### What you are asked to do:
Give the number of lines in the entries that contain "marker". State only the count.

### Provided data:

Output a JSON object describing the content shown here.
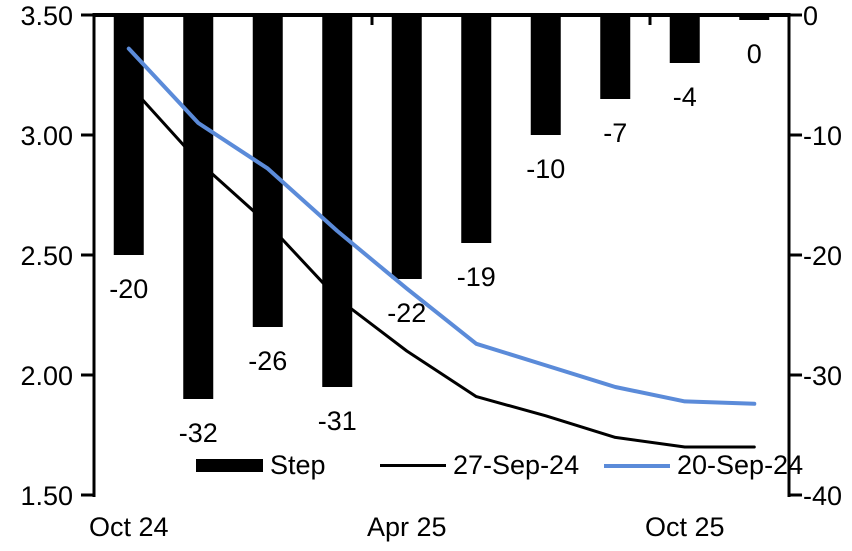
{
  "chart_data": {
    "type": "bar+line combo",
    "categories_count": 10,
    "x_tick_labels": [
      {
        "index": 0,
        "label": "Oct 24"
      },
      {
        "index": 4,
        "label": "Apr 25"
      },
      {
        "index": 8,
        "label": "Oct 25"
      }
    ],
    "bar_series": {
      "name": "Step",
      "axis": "right",
      "unit": "bp",
      "color": "#000000",
      "values": [
        -20,
        -32,
        -26,
        -31,
        -22,
        -19,
        -10,
        -7,
        -4,
        0
      ],
      "data_labels": [
        "-20",
        "-32",
        "-26",
        "-31",
        "-22",
        "-19",
        "-10",
        "-7",
        "-4",
        "0"
      ]
    },
    "line_series": [
      {
        "name": "27-Sep-24",
        "axis": "left",
        "color": "#000000",
        "width": 3,
        "values": [
          3.21,
          2.89,
          2.63,
          2.32,
          2.1,
          1.91,
          1.83,
          1.74,
          1.7,
          1.7
        ]
      },
      {
        "name": "20-Sep-24",
        "axis": "left",
        "color": "#5B8BD9",
        "width": 4,
        "values": [
          3.36,
          3.05,
          2.86,
          2.6,
          2.36,
          2.13,
          2.04,
          1.95,
          1.89,
          1.88
        ]
      }
    ],
    "left_axis": {
      "min": 1.5,
      "max": 3.5,
      "tick_step": 0.5,
      "tick_labels": [
        "3.50",
        "3.00",
        "2.50",
        "2.00",
        "1.50"
      ]
    },
    "right_axis": {
      "min": -40,
      "max": 0,
      "tick_step": 10,
      "tick_labels": [
        "0",
        "-10",
        "-20",
        "-30",
        "-40"
      ]
    },
    "grid": "off",
    "legend": {
      "position": "bottom",
      "entries": [
        {
          "label": "Step",
          "type": "bar",
          "color": "#000000"
        },
        {
          "label": "27-Sep-24",
          "type": "line",
          "color": "#000000"
        },
        {
          "label": "20-Sep-24",
          "type": "line",
          "color": "#5B8BD9"
        }
      ]
    }
  }
}
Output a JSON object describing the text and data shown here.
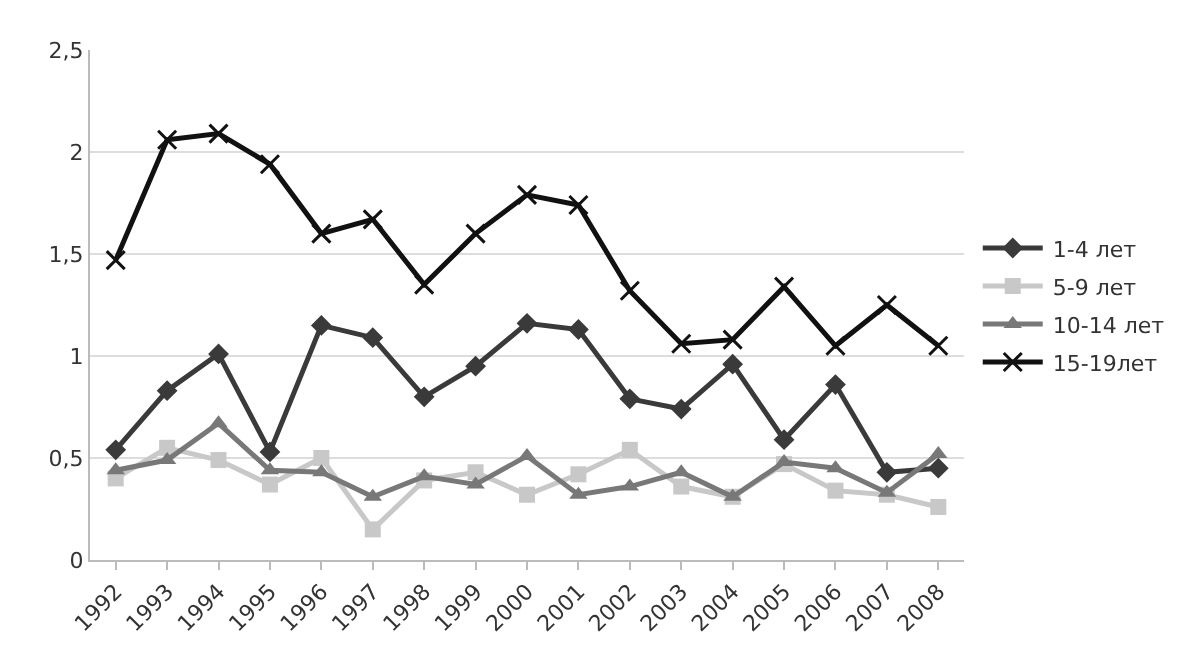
{
  "chart_data": {
    "type": "line",
    "categories": [
      "1992",
      "1993",
      "1994",
      "1995",
      "1996",
      "1997",
      "1998",
      "1999",
      "2000",
      "2001",
      "2002",
      "2003",
      "2004",
      "2005",
      "2006",
      "2007",
      "2008"
    ],
    "series": [
      {
        "name": "1-4 лет",
        "color": "#3a3a3a",
        "marker": "diamond",
        "values": [
          0.54,
          0.83,
          1.01,
          0.53,
          1.15,
          1.09,
          0.8,
          0.95,
          1.16,
          1.13,
          0.79,
          0.74,
          0.96,
          0.59,
          0.86,
          0.43,
          0.45
        ]
      },
      {
        "name": "5-9 лет",
        "color": "#c8c8c8",
        "marker": "square",
        "values": [
          0.4,
          0.55,
          0.49,
          0.37,
          0.5,
          0.15,
          0.39,
          0.43,
          0.32,
          0.42,
          0.54,
          0.36,
          0.31,
          0.47,
          0.34,
          0.32,
          0.26
        ]
      },
      {
        "name": "10-14 лет",
        "color": "#787878",
        "marker": "triangle",
        "values": [
          0.44,
          0.49,
          0.67,
          0.44,
          0.43,
          0.31,
          0.41,
          0.37,
          0.51,
          0.32,
          0.36,
          0.43,
          0.31,
          0.48,
          0.45,
          0.33,
          0.52
        ]
      },
      {
        "name": "15-19лет",
        "color": "#111111",
        "marker": "cross",
        "values": [
          1.47,
          2.06,
          2.09,
          1.94,
          1.6,
          1.67,
          1.35,
          1.6,
          1.79,
          1.74,
          1.32,
          1.06,
          1.08,
          1.34,
          1.05,
          1.25,
          1.05
        ]
      }
    ],
    "ylim": [
      0,
      2.5
    ],
    "yticks": [
      0,
      {
        "value": 0.5,
        "label": "0,5"
      },
      1,
      {
        "value": 1.5,
        "label": "1,5"
      },
      2,
      {
        "value": 2.5,
        "label": "2,5"
      }
    ],
    "grid": "y",
    "legend": "right",
    "line_style": "solid"
  }
}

### Written response:
4